Copy every line below that has the word "ylabel" in it.

··· Record excerpts ···

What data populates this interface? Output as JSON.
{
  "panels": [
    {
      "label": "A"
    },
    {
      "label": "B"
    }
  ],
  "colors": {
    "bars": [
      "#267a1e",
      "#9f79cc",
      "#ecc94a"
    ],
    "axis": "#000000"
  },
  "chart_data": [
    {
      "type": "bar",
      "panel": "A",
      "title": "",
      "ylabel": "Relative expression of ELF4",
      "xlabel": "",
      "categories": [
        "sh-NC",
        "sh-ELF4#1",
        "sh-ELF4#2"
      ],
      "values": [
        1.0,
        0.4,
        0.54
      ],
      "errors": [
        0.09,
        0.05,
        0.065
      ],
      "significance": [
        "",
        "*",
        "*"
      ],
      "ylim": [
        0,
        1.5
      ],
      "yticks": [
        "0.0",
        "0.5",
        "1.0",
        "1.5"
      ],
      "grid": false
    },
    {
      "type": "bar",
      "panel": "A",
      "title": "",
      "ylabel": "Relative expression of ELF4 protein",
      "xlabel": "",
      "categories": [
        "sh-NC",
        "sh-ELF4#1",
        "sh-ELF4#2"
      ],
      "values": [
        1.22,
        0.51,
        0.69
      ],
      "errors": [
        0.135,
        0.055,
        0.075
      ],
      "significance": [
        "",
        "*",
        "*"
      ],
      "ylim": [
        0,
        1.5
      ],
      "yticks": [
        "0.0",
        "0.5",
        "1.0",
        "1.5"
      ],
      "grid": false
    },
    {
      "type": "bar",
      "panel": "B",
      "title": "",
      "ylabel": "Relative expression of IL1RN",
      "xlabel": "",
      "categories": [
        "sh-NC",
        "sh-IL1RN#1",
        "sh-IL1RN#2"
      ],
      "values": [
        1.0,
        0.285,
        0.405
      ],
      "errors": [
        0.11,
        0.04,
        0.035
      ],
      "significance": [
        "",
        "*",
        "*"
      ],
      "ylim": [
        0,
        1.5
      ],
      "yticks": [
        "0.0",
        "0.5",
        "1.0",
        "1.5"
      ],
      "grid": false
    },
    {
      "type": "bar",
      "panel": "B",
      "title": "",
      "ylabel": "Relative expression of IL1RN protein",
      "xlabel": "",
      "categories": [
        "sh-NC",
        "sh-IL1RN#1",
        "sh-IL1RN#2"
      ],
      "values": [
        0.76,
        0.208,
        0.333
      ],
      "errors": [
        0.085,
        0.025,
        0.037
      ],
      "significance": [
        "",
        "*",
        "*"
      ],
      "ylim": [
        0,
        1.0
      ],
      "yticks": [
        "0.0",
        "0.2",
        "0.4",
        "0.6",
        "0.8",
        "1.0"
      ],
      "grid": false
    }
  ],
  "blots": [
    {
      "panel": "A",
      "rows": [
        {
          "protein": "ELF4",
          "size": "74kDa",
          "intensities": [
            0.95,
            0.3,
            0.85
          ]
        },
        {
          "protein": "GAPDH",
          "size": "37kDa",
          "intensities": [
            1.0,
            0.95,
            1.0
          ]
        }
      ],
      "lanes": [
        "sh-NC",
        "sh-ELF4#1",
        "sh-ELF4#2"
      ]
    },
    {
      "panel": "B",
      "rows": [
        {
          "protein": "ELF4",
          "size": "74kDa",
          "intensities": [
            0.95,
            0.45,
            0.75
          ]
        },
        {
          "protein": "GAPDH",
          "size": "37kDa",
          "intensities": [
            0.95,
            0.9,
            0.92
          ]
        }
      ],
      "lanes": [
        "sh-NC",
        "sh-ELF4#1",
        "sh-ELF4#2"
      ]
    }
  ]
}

···

**Answer:**
      "ylabel": "Relative expression of ELF4",
      "ylabel": "Relative expression of ELF4 protein",
      "ylabel": "Relative expression of IL1RN",
      "ylabel": "Relative expression of IL1RN protein",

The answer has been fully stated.